### Exercise aim
Using the data below, repeat all of it precisely.

** begin Input material **

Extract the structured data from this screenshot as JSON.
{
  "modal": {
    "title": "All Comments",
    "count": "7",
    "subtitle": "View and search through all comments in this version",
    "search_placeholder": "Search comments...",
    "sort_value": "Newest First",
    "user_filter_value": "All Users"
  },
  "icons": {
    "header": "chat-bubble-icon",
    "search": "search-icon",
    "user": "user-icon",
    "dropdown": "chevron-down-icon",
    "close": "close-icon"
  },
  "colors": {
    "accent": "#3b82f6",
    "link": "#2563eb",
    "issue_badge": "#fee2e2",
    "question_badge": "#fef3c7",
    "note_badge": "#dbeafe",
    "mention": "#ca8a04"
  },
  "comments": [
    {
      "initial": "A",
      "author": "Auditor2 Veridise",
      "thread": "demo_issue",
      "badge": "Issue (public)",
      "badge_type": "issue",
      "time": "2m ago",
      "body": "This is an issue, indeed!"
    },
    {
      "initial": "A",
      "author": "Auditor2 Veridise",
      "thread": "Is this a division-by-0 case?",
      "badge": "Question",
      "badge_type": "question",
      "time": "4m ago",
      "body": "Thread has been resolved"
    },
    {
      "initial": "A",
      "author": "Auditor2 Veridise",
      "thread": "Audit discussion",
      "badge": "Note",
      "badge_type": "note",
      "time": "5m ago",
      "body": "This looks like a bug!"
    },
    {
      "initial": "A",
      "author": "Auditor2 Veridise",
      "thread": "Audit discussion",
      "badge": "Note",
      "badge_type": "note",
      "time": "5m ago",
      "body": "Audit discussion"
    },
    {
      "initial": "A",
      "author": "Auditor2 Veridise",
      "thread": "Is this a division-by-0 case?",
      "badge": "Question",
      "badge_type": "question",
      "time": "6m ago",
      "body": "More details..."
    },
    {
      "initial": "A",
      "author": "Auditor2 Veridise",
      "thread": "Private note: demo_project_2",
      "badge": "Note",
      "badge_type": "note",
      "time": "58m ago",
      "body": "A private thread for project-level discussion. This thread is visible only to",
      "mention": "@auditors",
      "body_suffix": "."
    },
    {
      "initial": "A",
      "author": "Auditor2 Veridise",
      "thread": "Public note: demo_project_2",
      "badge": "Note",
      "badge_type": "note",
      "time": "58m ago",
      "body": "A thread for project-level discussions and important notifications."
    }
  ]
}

** end Input material **

### Result for this exercise
Extract the structured data from this screenshot as JSON.
{
  "modal": {
    "title": "All Comments",
    "count": "7",
    "subtitle": "View and search through all comments in this version",
    "search_placeholder": "Search comments...",
    "sort_value": "Newest First",
    "user_filter_value": "All Users"
  },
  "icons": {
    "header": "chat-bubble-icon",
    "search": "search-icon",
    "user": "user-icon",
    "dropdown": "chevron-down-icon",
    "close": "close-icon"
  },
  "colors": {
    "accent": "#3b82f6",
    "link": "#2563eb",
    "issue_badge": "#fee2e2",
    "question_badge": "#fef3c7",
    "note_badge": "#dbeafe",
    "mention": "#ca8a04"
  },
  "comments": [
    {
      "initial": "A",
      "author": "Auditor2 Veridise",
      "thread": "demo_issue",
      "badge": "Issue (public)",
      "badge_type": "issue",
      "time": "2m ago",
      "body": "This is an issue, indeed!"
    },
    {
      "initial": "A",
      "author": "Auditor2 Veridise",
      "thread": "Is this a division-by-0 case?",
      "badge": "Question",
      "badge_type": "question",
      "time": "4m ago",
      "body": "Thread has been resolved"
    },
    {
      "initial": "A",
      "author": "Auditor2 Veridise",
      "thread": "Audit discussion",
      "badge": "Note",
      "badge_type": "note",
      "time": "5m ago",
      "body": "This looks like a bug!"
    },
    {
      "initial": "A",
      "author": "Auditor2 Veridise",
      "thread": "Audit discussion",
      "badge": "Note",
      "badge_type": "note",
      "time": "5m ago",
      "body": "Audit discussion"
    },
    {
      "initial": "A",
      "author": "Auditor2 Veridise",
      "thread": "Is this a division-by-0 case?",
      "badge": "Question",
      "badge_type": "question",
      "time": "6m ago",
      "body": "More details..."
    },
    {
      "initial": "A",
      "author": "Auditor2 Veridise",
      "thread": "Private note: demo_project_2",
      "badge": "Note",
      "badge_type": "note",
      "time": "58m ago",
      "body": "A private thread for project-level discussion. This thread is visible only to",
      "mention": "@auditors",
      "body_suffix": "."
    },
    {
      "initial": "A",
      "author": "Auditor2 Veridise",
      "thread": "Public note: demo_project_2",
      "badge": "Note",
      "badge_type": "note",
      "time": "58m ago",
      "body": "A thread for project-level discussions and important notifications."
    }
  ]
}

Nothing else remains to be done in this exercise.